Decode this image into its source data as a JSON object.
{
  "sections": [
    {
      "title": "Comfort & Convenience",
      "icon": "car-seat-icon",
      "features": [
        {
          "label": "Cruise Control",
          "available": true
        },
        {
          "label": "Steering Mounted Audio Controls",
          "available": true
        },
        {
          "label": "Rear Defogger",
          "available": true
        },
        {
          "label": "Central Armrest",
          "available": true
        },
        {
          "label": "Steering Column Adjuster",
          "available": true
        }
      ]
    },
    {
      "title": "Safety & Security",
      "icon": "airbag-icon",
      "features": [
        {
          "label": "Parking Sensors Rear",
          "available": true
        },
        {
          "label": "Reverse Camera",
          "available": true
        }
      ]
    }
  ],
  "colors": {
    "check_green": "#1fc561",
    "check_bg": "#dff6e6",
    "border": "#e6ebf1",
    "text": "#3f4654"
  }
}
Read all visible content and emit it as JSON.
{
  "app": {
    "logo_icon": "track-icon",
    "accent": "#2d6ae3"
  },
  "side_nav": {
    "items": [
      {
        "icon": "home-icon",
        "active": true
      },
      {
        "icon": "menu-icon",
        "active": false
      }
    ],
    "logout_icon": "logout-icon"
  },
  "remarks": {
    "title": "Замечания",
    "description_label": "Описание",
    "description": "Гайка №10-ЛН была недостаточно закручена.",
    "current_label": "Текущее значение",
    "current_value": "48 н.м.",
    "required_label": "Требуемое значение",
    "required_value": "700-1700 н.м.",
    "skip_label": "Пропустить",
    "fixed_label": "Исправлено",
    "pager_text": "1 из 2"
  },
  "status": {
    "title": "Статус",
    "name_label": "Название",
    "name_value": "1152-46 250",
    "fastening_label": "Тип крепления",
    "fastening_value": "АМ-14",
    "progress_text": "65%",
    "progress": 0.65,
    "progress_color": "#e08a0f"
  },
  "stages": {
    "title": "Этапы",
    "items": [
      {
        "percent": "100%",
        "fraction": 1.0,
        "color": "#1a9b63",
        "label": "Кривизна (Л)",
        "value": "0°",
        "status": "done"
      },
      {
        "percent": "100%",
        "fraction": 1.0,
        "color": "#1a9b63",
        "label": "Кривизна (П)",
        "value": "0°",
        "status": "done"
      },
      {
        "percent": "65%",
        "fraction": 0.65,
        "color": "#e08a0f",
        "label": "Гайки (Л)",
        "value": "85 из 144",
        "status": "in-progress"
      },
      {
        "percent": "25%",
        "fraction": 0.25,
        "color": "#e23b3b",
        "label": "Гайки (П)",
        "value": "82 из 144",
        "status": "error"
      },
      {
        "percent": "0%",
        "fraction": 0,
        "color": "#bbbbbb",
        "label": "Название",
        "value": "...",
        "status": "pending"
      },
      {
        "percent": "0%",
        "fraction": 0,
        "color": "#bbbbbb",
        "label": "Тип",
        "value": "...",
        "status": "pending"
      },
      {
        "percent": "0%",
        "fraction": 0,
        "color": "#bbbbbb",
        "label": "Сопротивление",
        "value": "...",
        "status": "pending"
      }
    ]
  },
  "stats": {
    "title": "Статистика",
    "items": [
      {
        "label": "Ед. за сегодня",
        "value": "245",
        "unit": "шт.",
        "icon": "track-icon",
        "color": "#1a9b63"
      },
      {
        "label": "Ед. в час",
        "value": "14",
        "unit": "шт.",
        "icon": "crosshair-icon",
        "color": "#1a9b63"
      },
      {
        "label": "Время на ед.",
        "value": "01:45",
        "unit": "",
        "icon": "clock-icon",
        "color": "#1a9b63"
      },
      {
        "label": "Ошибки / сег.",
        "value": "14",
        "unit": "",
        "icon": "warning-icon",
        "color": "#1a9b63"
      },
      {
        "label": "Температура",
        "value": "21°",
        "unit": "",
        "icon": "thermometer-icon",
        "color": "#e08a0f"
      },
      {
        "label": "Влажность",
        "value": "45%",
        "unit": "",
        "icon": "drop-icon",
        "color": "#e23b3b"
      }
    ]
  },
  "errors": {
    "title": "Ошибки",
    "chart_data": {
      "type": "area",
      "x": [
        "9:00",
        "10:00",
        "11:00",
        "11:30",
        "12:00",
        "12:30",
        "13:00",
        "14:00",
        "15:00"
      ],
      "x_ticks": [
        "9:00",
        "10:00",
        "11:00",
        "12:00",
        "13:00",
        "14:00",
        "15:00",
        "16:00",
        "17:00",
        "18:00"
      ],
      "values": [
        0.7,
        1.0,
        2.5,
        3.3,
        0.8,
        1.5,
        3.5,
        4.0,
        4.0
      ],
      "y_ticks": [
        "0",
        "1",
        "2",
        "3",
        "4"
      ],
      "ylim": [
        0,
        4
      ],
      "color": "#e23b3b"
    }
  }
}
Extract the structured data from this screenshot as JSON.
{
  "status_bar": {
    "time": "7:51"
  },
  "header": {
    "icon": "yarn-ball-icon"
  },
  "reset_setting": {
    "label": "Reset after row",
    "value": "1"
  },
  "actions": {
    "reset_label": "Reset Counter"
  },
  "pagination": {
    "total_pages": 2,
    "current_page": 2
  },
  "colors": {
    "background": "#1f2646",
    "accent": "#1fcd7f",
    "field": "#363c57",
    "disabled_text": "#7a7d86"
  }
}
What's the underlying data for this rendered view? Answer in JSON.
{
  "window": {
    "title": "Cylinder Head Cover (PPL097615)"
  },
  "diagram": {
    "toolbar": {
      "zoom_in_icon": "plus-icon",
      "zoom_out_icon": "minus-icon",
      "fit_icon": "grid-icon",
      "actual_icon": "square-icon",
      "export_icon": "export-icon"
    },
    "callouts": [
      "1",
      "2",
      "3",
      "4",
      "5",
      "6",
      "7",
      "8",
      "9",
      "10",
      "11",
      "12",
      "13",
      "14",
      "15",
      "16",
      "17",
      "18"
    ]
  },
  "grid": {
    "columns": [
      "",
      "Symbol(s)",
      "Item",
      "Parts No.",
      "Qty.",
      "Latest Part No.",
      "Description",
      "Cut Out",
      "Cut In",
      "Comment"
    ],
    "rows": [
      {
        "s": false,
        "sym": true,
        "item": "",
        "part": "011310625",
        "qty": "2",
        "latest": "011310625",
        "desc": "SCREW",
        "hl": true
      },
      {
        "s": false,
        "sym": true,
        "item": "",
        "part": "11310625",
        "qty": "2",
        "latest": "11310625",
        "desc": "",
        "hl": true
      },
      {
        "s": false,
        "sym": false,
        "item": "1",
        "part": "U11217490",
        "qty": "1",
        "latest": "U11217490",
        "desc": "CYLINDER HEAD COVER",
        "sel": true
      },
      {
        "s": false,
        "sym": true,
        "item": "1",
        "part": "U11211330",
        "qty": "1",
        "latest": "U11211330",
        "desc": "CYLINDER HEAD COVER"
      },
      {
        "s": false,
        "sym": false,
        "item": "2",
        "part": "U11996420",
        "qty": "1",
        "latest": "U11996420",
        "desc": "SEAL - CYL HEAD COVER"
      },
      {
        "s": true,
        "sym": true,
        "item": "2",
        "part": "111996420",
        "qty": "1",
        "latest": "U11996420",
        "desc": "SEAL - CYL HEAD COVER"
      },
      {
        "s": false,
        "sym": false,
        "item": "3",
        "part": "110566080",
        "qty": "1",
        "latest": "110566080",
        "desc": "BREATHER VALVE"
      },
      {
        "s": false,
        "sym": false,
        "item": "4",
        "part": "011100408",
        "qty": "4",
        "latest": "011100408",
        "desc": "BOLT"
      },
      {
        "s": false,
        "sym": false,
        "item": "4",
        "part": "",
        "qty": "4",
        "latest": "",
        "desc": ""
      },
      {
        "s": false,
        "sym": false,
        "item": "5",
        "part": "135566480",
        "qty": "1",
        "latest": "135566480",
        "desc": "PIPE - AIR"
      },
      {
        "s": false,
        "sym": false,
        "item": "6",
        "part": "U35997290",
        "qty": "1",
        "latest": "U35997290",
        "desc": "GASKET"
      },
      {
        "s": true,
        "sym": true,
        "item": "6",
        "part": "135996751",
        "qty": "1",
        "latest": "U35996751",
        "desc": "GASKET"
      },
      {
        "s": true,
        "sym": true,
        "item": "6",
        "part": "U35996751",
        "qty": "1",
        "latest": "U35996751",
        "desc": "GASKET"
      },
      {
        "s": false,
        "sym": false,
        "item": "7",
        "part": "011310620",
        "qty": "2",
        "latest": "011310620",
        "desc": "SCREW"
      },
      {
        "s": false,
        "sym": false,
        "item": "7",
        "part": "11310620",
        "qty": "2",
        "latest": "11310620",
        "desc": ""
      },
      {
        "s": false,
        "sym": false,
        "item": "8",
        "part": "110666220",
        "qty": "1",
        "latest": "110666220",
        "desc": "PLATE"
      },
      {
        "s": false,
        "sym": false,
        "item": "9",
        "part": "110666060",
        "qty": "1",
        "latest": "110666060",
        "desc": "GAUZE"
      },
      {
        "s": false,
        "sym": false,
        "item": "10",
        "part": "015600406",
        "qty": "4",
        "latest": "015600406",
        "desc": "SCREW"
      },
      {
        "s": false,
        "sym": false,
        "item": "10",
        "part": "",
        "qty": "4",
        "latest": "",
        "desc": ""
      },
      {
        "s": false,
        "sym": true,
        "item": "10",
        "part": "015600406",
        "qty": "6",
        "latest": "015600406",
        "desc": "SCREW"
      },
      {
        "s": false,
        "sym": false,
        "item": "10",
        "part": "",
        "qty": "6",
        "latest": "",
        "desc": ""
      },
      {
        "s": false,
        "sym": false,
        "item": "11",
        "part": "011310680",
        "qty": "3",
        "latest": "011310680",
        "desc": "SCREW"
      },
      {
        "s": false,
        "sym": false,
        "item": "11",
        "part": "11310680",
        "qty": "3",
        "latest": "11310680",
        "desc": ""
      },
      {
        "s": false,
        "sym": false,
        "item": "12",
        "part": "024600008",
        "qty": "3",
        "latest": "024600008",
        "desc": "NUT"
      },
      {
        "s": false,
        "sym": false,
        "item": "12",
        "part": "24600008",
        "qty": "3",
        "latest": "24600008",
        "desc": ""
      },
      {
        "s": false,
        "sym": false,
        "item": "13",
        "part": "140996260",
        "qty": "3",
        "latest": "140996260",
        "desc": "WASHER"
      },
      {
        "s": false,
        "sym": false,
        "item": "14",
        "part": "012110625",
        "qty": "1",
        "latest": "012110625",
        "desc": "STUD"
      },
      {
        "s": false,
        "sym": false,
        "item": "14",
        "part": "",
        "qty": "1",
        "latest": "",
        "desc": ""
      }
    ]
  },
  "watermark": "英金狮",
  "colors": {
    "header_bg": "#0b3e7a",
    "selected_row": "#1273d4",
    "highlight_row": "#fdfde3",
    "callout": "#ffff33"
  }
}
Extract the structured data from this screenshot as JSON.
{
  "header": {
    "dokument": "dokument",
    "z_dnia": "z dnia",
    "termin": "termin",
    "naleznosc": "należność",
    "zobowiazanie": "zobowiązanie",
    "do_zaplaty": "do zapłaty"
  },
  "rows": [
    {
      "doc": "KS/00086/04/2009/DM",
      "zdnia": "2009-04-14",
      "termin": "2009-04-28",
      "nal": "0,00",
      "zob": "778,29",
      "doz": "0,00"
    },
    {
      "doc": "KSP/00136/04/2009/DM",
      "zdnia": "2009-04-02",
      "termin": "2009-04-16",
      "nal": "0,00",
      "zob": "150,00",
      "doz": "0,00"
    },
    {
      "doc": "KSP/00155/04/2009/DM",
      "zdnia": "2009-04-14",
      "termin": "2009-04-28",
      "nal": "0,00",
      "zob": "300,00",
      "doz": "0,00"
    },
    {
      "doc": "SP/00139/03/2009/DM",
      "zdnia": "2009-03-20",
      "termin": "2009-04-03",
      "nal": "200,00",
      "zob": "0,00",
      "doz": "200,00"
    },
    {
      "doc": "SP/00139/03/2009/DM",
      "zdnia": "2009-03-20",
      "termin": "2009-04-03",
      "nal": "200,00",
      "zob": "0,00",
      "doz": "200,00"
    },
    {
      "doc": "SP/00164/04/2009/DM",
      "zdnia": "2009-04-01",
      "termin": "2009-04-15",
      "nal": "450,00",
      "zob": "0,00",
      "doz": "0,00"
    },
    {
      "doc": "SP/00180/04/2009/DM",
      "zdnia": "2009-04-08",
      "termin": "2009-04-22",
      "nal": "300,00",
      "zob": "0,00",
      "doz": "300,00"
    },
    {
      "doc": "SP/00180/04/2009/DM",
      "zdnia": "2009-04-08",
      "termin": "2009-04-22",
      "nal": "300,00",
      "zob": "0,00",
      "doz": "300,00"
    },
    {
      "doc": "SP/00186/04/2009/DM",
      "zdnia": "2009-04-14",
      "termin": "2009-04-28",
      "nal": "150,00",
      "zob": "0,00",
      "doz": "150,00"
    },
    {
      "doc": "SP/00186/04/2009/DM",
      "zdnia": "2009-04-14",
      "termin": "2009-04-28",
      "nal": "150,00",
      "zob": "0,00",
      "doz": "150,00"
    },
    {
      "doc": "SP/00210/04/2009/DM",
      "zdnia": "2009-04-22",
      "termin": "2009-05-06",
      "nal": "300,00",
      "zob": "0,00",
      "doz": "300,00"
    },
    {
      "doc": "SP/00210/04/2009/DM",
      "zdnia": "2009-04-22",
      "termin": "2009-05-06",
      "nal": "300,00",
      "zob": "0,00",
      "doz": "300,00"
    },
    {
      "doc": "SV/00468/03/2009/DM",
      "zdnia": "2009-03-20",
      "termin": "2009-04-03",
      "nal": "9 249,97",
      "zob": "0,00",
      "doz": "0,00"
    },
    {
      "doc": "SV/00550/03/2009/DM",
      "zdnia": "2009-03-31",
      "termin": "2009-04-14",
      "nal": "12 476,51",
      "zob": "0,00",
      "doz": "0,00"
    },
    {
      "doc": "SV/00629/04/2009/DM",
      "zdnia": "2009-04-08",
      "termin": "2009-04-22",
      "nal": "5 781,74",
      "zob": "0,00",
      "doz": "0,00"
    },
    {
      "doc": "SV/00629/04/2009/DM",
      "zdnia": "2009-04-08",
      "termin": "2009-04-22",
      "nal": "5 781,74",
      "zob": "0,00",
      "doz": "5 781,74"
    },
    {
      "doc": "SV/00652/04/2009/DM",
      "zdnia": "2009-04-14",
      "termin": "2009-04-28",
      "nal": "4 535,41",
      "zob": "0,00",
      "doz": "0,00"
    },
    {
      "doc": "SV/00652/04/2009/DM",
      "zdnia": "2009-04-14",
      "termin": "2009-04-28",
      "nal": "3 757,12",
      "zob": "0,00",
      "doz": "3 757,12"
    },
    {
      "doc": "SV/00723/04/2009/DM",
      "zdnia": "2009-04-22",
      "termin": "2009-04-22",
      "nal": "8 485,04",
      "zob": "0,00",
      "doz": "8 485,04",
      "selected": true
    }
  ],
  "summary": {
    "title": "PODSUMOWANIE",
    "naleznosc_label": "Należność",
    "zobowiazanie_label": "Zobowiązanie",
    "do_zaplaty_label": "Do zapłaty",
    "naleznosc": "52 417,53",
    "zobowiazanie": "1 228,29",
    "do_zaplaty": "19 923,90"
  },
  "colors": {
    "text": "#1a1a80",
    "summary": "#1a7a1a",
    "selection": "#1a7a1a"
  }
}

• OBJECTIVE
How many lines of the data contain the word "Rear"? Answer with the number alone.

• SOLUTION FOR THIS EXERCISE
2